**DOCUMENT EXCERPT:**

HAZWASTES: Hazwaste Industry Responds To New EPA Policy
January 1, 1994
Sue Darcey
Six months after Environmental Protection Agency (EPA) Administrator Carol Browner announced her new hazardous waste policy aimed at waste reduction, treatment technologies and pollution prevention, private firms have stepped forward with solutions to hazardous waste disposal problems.
Last May the EPA chief called for:
* An overhaul of federal rules on waste combustion and a search for alternative treatment technologies;
* A call to hazardous waste producers to commit to waste reduction programs; and
* New requirements for full-risk assessments at hazardous waste treatment and storage sites.
In July, the agency's Office of Solid Waste and Emergency Response (OSWER) completed a report on innovative cleanup technologies, as well as markets for those technologies; Cleaning up the Nation's Waste Sites: Markets and Technology Trends. The report found that few technologies exist to treat inorganics, and that most cleanup programs are complicated common contaminants, such as solvents, petroleum products and metals.
The most common contaminants to be cleaned up over the next three to five years will be volatile organic compounds (VOCs), commonly found at 60 percent of sites; metals at 53 percent of sites and semi-volatile organic compounds, found at 27 percent of sites.

**DATA:**
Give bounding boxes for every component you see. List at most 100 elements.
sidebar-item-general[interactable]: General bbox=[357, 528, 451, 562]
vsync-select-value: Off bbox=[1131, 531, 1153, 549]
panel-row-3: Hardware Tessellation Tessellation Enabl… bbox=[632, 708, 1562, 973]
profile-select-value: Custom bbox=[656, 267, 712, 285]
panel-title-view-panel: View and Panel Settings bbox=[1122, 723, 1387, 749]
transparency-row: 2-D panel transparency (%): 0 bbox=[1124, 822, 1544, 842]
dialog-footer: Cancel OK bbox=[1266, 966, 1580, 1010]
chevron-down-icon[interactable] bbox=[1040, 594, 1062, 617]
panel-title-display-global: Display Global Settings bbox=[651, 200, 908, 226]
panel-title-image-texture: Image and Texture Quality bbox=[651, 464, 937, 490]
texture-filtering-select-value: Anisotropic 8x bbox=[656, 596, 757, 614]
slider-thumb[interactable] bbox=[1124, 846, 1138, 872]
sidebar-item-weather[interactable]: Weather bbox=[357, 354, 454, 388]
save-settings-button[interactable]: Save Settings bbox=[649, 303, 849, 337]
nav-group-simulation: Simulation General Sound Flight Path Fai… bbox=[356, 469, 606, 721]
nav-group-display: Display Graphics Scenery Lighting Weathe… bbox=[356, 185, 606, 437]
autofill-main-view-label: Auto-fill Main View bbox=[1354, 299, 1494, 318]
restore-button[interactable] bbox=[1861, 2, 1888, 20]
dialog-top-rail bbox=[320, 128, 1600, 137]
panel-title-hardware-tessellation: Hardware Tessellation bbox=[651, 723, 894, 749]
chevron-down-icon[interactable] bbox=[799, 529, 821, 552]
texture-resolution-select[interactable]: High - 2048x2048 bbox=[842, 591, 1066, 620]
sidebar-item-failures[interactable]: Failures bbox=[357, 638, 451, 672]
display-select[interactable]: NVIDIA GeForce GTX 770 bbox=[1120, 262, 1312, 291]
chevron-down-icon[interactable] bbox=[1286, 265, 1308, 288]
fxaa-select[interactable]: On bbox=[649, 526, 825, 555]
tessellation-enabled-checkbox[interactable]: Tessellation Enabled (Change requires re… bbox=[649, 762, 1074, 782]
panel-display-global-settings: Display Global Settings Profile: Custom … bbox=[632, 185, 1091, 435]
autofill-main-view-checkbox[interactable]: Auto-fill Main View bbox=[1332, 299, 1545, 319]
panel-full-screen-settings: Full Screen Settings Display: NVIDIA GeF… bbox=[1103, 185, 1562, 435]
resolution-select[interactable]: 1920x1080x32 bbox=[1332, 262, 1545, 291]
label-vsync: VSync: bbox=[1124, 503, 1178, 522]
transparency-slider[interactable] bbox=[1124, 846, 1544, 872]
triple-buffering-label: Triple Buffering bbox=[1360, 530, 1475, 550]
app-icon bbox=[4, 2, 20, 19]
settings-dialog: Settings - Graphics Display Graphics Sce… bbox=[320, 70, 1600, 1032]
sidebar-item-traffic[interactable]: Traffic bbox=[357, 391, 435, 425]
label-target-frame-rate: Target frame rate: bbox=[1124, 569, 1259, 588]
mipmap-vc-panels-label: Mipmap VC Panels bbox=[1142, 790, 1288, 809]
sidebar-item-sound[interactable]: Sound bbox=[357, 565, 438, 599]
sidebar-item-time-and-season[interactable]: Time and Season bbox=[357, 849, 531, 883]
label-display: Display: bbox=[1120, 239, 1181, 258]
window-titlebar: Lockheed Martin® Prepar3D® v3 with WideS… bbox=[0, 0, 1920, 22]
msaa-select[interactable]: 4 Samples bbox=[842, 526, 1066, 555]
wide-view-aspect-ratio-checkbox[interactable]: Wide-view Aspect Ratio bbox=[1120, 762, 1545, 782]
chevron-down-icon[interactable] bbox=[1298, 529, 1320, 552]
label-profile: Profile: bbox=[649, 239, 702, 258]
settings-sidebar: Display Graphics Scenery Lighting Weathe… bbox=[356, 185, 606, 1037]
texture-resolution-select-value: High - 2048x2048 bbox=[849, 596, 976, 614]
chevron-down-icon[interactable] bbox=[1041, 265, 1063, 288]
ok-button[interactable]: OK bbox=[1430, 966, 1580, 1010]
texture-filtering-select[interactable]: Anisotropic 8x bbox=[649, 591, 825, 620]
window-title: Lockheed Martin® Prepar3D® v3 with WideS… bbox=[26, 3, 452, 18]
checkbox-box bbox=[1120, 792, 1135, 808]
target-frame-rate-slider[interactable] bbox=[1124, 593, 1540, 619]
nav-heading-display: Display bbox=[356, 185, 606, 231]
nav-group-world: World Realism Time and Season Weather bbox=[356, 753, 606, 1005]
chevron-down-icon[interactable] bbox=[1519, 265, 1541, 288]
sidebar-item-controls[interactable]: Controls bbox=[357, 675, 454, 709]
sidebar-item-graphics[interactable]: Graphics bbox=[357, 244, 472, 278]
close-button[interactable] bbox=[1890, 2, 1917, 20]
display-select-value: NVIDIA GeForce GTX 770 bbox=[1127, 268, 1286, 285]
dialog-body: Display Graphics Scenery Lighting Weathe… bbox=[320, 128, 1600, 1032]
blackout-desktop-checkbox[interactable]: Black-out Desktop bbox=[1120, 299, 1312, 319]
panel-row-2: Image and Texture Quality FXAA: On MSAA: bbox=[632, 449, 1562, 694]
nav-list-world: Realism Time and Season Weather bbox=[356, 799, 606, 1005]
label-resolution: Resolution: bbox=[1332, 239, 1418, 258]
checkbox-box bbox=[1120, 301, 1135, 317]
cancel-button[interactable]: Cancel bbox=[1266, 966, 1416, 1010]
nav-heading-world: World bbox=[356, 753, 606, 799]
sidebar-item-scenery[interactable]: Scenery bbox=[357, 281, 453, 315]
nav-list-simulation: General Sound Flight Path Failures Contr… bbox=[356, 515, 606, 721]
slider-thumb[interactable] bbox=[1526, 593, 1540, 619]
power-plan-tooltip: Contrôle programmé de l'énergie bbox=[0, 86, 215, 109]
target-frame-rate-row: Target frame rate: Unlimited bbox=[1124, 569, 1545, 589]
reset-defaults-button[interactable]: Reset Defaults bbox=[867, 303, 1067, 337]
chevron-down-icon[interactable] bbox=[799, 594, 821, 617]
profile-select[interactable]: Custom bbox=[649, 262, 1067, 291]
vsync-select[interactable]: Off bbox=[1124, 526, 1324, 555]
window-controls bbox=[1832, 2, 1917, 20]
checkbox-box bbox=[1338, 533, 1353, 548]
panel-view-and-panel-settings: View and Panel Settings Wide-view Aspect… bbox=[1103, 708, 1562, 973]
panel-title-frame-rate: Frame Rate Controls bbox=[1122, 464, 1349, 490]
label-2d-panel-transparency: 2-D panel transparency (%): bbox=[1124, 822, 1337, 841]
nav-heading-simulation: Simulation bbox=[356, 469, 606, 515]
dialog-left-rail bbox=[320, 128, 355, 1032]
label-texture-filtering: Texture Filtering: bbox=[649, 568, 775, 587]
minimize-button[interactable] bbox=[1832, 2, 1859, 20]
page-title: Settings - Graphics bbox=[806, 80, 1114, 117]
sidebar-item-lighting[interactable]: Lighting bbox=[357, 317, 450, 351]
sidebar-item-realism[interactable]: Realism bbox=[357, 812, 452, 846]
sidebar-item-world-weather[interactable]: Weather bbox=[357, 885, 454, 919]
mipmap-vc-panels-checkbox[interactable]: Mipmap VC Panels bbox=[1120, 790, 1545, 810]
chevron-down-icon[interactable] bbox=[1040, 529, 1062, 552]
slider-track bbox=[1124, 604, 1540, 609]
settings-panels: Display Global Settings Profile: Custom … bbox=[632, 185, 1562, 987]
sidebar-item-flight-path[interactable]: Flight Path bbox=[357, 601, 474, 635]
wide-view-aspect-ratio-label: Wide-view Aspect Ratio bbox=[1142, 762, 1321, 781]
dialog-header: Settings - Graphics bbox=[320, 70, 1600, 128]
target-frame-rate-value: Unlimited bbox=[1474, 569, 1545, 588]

**EXERCISE DESCRIPTION:** Carry on the article about the hazardous waste industry's response to the new EPA policy, beginning right after its final sentence about the most common contaminants.

**ANSWER SPACE:**
One company, Controls for Environmental Pollution Inc. (CEP), Santa Fe, N.M., is working to extract and identify VOCs in fish - a useful means for determining if leachate from hazardous waste sites is contaminating ponds, lakes or rivers. CEP used a gas chromatograph mass spectrometer system to identify volatiles within the fish tissue. The analytical laboratory reportedly was the first laboratory to successfully identify volatiles among pollutants in fish taken from a river near a hazardous waste site on the East Coast.
The company tested more than 200 fish for ethyl benzene, gasoline and other volatiles, and also for the presence of toxic compounds listed in EPA's Appendix IX, including pesticides, metals, herbicides, Polychlorinated Biphenyls (PCBs) and radionuclides.
The EPA released information on innovative hazardous waste treatment through a database known as the Vendor Information System for Innovative Treatment Technologies (VISITT), according to the organization's report on innovative technologies. VISITT is a free service.
Calgon Carbon Corp., Pittsburgh, has implemented a solution to waste reduction and pollution prevention by reactivating liquid and vapor phase-spent carbons from industrial and municipal applications. The company recently initiated carbon reactivation services at its plant in Blue Lake, Calif.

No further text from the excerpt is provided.